● **TEXT SECTION**:
■ ■ ■ ■ ■ ■ ■

MDCPM

Clinical data
- Other names: 3,4-Methylenedioxy-N-cyclopropylmethylamphetamine; MDCPM; N-Cyclopropylmethyl-MDA
- Routes of administration: Oral
- ATC code: None;

Pharmacokinetic data
- Duration of action: Unknown

Identifiers
- IUPAC name N-(cyclopropylmethyl)-1-(2H-1,3-benzodioxol-5-yl)propan-2-amine;
- CAS Number: 22698-08-4;
- PubChem CID: 71308239;
- ChemSpider: 21106332;
- UNII: X8VGM9CN9J;
- CompTox Dashboard (EPA): DTXSID60745440 ;

Chemical and physical data
- Formula: C_{14}H_{19}NO_{2}
- Molar mass: 233.311 g·mol^{−1}
- 3D model (JSmol): Interactive image;
- SMILES C3OC1C(C=CC(=C1)CC(C)NCC2CC2)O3;
- InChI InChI=1S/C14H19NO2/c1-10(15-8-11-2-3-11)6-12-4-5-13-14(7-12)17-9-16-13/h4-5,7,10-11,15H,2-3,6,8-9H2,1H3; Key:AEIQNPMGFQNZNV-UHFFFAOYSA-N;

= Methylenedioxycyclopropylmethylamphetamine =

MDCPM, also known as 3,4-methylenedioxy-N-cyclopropylmethylamphetamine or as N-cyclopropylmethyl-MDA, is a drug. It is the N-cyclopropylmethyl derivative of MDMA.

■ ■ ■ ■ ■ ■ ■

● **GIVEN ENTRIES**:
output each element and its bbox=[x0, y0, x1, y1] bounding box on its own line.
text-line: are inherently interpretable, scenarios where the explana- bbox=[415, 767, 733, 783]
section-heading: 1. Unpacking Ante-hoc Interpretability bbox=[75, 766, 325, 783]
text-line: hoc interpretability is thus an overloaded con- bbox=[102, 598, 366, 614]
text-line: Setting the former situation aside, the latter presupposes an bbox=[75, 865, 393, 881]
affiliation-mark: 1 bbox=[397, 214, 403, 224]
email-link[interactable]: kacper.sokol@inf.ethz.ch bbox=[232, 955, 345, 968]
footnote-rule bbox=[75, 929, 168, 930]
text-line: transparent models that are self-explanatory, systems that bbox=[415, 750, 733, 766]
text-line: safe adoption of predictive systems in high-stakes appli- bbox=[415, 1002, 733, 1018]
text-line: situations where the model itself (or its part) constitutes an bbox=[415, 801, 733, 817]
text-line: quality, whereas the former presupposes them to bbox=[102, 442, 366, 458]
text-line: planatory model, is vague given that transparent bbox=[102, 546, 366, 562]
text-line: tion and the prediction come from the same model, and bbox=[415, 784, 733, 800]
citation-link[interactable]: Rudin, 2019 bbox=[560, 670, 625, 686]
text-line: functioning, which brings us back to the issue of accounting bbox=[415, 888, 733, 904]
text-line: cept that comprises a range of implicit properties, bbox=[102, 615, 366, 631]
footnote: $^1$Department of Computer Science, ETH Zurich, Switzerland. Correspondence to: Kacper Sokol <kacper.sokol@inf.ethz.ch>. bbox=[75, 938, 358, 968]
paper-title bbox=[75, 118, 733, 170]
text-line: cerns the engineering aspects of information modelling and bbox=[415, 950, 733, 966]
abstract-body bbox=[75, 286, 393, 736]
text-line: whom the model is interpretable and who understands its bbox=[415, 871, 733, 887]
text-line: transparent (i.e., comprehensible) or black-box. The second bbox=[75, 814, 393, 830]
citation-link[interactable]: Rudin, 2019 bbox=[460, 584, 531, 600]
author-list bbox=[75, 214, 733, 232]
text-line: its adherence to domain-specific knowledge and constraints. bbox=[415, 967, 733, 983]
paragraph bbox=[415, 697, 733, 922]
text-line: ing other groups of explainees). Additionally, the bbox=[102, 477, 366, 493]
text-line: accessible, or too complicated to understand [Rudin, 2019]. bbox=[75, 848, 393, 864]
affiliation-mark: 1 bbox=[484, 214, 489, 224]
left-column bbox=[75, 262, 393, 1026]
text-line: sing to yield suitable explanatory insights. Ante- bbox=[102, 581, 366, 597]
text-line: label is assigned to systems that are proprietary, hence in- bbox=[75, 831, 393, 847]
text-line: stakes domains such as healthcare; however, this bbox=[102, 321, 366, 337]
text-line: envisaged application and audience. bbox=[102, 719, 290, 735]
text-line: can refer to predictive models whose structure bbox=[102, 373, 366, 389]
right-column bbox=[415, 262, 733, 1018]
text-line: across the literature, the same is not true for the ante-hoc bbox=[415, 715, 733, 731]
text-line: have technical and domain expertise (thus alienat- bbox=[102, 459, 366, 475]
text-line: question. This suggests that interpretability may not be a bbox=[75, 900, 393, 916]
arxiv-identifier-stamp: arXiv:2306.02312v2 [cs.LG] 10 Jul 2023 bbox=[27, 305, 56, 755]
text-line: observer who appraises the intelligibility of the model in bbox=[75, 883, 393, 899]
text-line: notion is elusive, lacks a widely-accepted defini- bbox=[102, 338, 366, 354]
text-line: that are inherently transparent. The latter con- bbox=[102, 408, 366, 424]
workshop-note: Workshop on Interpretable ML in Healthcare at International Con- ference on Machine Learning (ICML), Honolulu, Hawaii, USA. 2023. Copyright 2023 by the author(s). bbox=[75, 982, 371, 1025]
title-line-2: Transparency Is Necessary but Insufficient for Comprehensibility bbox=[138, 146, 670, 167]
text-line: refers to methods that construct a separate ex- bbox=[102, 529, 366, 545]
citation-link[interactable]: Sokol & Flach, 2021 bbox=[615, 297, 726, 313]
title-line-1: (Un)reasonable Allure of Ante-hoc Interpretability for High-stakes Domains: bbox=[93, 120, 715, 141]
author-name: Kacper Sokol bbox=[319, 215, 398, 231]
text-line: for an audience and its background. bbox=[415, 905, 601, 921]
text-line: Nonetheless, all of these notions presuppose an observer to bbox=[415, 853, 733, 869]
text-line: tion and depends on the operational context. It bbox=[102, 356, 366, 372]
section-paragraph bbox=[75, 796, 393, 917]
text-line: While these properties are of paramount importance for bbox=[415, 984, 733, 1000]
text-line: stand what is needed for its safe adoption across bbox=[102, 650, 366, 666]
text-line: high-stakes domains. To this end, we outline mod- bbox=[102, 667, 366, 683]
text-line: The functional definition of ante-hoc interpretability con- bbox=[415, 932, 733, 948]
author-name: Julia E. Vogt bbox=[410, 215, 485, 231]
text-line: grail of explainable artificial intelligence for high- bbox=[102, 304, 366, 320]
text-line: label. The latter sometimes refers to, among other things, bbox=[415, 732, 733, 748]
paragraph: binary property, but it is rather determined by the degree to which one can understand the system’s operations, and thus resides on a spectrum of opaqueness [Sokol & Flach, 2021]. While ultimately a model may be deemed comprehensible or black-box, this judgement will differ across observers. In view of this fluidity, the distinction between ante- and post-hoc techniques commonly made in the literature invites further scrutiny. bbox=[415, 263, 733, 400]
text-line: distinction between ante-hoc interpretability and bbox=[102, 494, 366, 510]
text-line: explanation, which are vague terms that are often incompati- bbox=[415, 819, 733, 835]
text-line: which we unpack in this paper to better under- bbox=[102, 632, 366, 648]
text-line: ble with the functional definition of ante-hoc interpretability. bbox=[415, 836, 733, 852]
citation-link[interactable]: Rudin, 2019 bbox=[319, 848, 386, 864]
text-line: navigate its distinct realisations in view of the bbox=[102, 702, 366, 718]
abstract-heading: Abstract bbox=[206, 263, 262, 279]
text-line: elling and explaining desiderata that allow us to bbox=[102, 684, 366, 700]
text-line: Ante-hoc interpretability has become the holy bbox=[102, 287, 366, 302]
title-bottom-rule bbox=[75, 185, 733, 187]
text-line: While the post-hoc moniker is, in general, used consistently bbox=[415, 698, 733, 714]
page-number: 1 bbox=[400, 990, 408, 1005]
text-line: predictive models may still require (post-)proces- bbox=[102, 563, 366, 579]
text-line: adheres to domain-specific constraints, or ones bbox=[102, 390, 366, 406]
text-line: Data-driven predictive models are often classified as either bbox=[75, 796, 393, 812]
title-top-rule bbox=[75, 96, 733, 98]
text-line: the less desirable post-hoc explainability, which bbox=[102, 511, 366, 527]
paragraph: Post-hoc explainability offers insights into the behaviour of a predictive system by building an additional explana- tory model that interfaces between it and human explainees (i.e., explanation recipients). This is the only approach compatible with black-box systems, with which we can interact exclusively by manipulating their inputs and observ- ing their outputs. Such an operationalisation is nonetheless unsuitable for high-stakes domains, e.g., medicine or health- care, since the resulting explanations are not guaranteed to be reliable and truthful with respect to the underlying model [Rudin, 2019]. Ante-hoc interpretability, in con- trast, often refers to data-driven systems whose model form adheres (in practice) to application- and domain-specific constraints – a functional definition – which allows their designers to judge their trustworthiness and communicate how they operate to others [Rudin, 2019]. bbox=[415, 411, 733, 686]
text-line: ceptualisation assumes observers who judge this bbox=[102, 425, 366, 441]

■ ■ ■ ■ ■ ■ ■

● **REQUIRED TASKS**:
1. Summarize the MDCPM text in two sentences.
2. Continue the MDCPM text from where it stops.
This material has nothing to do with the MDCPM text.

● **TASK ANSWERS**:
1. MDCPM, also known as 3,4-methylenedioxy-N-cyclopropylmethylamphetamine or N-cyclopropylmethyl-MDA, is a drug taken orally whose duration of action is unknown. It has the formula C14H19NO2, a molar mass of 233.311 g·mol⁻¹ and CAS number 22698-08-4.

2.
==Use and effects==
In his book PiHKAL (Phenethylamines I Have Known and Loved), Alexander Shulgin lists MDCPM's minimum dose as 10 mg orally and its duration as unknown. MDCPM produces few to no effects.

==History==
MDCPM was described in a patent by Horrom in 1972. Subsequently, it was described in greater detail by Alexander Shulgin in his book PiHKAL (Phenethylamines I Have Known and Loved).

==Chemistry==
===Synthesis===
The chemical synthesis of MDCPM has been described.

==Society and culture==
===Legal status===
====United Kingdom====
This substance is a Class A drug in the Drugs controlled by the UK Misuse of Drugs Act.